**EXERCISE REQUIREMENTS**
From the records below, extract all the text exactly and leave the images behind.

**DATA PROVIDED**
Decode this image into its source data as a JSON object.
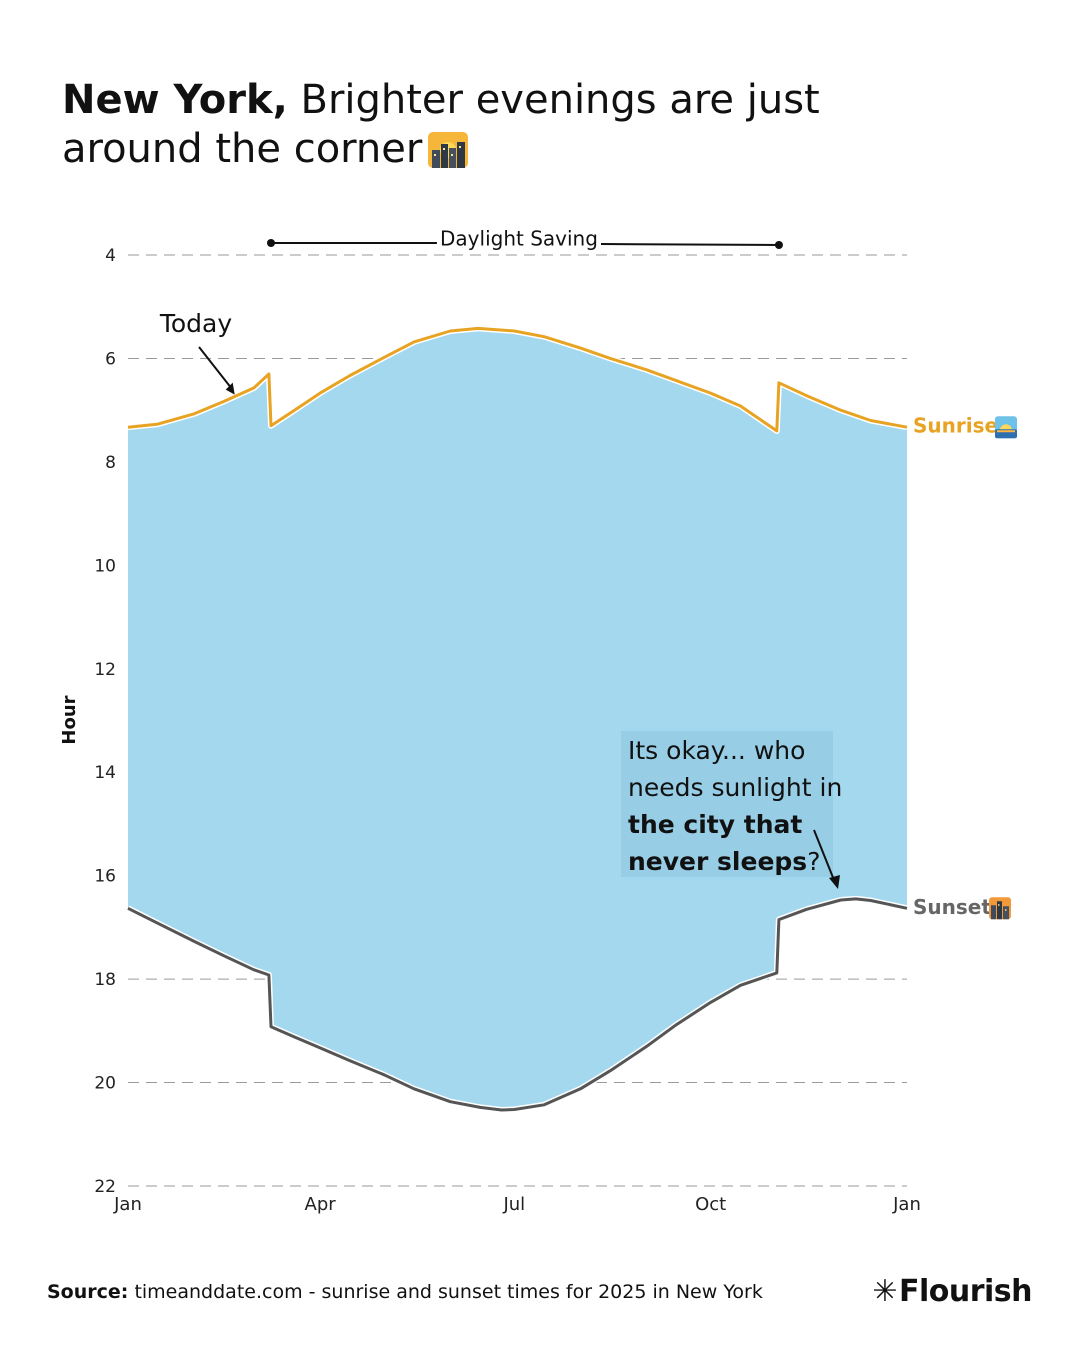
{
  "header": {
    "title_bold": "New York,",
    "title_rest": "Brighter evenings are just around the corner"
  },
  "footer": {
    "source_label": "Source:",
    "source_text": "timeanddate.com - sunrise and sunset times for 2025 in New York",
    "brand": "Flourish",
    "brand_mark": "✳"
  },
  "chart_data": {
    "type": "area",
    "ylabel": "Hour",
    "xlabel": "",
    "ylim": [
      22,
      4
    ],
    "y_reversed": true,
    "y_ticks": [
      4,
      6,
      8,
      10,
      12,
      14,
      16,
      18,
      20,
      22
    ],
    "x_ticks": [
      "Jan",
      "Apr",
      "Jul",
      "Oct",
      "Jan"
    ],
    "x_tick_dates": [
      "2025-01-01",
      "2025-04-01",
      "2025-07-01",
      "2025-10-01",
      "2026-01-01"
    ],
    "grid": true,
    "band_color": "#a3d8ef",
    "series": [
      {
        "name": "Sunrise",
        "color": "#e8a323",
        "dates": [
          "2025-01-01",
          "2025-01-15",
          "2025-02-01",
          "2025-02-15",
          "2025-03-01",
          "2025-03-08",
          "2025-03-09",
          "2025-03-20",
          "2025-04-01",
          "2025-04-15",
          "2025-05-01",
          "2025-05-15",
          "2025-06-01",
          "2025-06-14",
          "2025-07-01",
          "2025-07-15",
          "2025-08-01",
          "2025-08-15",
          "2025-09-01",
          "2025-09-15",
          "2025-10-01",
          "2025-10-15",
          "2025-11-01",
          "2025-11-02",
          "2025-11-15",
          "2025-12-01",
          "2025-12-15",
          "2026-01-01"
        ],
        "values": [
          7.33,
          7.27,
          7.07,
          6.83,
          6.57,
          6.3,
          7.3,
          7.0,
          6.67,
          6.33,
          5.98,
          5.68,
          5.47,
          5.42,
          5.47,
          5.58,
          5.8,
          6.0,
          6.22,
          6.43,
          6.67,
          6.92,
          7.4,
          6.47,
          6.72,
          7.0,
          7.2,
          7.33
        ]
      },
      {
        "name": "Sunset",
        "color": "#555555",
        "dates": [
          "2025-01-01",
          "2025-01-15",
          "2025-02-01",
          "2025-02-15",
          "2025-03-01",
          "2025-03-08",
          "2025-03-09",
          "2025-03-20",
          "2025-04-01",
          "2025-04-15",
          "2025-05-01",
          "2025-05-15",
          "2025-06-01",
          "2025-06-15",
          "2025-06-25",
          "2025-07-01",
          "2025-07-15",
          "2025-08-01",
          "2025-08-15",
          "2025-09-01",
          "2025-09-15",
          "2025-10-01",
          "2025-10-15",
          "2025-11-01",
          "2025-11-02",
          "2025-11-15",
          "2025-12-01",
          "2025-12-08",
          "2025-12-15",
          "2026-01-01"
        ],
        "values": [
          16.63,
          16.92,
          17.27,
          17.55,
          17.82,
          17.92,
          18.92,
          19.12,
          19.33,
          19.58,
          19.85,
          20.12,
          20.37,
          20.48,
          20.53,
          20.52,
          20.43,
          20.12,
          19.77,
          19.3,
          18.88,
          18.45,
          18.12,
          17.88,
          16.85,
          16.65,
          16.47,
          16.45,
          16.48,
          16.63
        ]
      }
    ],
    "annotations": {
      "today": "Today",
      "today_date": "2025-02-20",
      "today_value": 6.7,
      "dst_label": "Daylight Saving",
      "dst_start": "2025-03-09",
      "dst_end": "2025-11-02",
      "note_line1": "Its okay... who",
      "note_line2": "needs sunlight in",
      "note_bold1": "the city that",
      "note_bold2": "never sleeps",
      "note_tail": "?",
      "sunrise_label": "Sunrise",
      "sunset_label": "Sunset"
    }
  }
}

**RESULT OF THIS TASK**
Decode this image into its source data as a JSON object.
{
  "header": {
    "title_bold": "New York,",
    "title_rest": "Brighter evenings are just around the corner"
  },
  "footer": {
    "source_label": "Source:",
    "source_text": "timeanddate.com - sunrise and sunset times for 2025 in New York",
    "brand": "Flourish",
    "brand_mark": "✳"
  },
  "chart_data": {
    "type": "area",
    "ylabel": "Hour",
    "xlabel": "",
    "ylim": [
      22,
      4
    ],
    "y_reversed": true,
    "y_ticks": [
      4,
      6,
      8,
      10,
      12,
      14,
      16,
      18,
      20,
      22
    ],
    "x_ticks": [
      "Jan",
      "Apr",
      "Jul",
      "Oct",
      "Jan"
    ],
    "x_tick_dates": [
      "2025-01-01",
      "2025-04-01",
      "2025-07-01",
      "2025-10-01",
      "2026-01-01"
    ],
    "grid": true,
    "band_color": "#a3d8ef",
    "series": [
      {
        "name": "Sunrise",
        "color": "#e8a323",
        "dates": [
          "2025-01-01",
          "2025-01-15",
          "2025-02-01",
          "2025-02-15",
          "2025-03-01",
          "2025-03-08",
          "2025-03-09",
          "2025-03-20",
          "2025-04-01",
          "2025-04-15",
          "2025-05-01",
          "2025-05-15",
          "2025-06-01",
          "2025-06-14",
          "2025-07-01",
          "2025-07-15",
          "2025-08-01",
          "2025-08-15",
          "2025-09-01",
          "2025-09-15",
          "2025-10-01",
          "2025-10-15",
          "2025-11-01",
          "2025-11-02",
          "2025-11-15",
          "2025-12-01",
          "2025-12-15",
          "2026-01-01"
        ],
        "values": [
          7.33,
          7.27,
          7.07,
          6.83,
          6.57,
          6.3,
          7.3,
          7.0,
          6.67,
          6.33,
          5.98,
          5.68,
          5.47,
          5.42,
          5.47,
          5.58,
          5.8,
          6.0,
          6.22,
          6.43,
          6.67,
          6.92,
          7.4,
          6.47,
          6.72,
          7.0,
          7.2,
          7.33
        ]
      },
      {
        "name": "Sunset",
        "color": "#555555",
        "dates": [
          "2025-01-01",
          "2025-01-15",
          "2025-02-01",
          "2025-02-15",
          "2025-03-01",
          "2025-03-08",
          "2025-03-09",
          "2025-03-20",
          "2025-04-01",
          "2025-04-15",
          "2025-05-01",
          "2025-05-15",
          "2025-06-01",
          "2025-06-15",
          "2025-06-25",
          "2025-07-01",
          "2025-07-15",
          "2025-08-01",
          "2025-08-15",
          "2025-09-01",
          "2025-09-15",
          "2025-10-01",
          "2025-10-15",
          "2025-11-01",
          "2025-11-02",
          "2025-11-15",
          "2025-12-01",
          "2025-12-08",
          "2025-12-15",
          "2026-01-01"
        ],
        "values": [
          16.63,
          16.92,
          17.27,
          17.55,
          17.82,
          17.92,
          18.92,
          19.12,
          19.33,
          19.58,
          19.85,
          20.12,
          20.37,
          20.48,
          20.53,
          20.52,
          20.43,
          20.12,
          19.77,
          19.3,
          18.88,
          18.45,
          18.12,
          17.88,
          16.85,
          16.65,
          16.47,
          16.45,
          16.48,
          16.63
        ]
      }
    ],
    "annotations": {
      "today": "Today",
      "today_date": "2025-02-20",
      "today_value": 6.7,
      "dst_label": "Daylight Saving",
      "dst_start": "2025-03-09",
      "dst_end": "2025-11-02",
      "note_line1": "Its okay... who",
      "note_line2": "needs sunlight in",
      "note_bold1": "the city that",
      "note_bold2": "never sleeps",
      "note_tail": "?",
      "sunrise_label": "Sunrise",
      "sunset_label": "Sunset"
    }
  }
}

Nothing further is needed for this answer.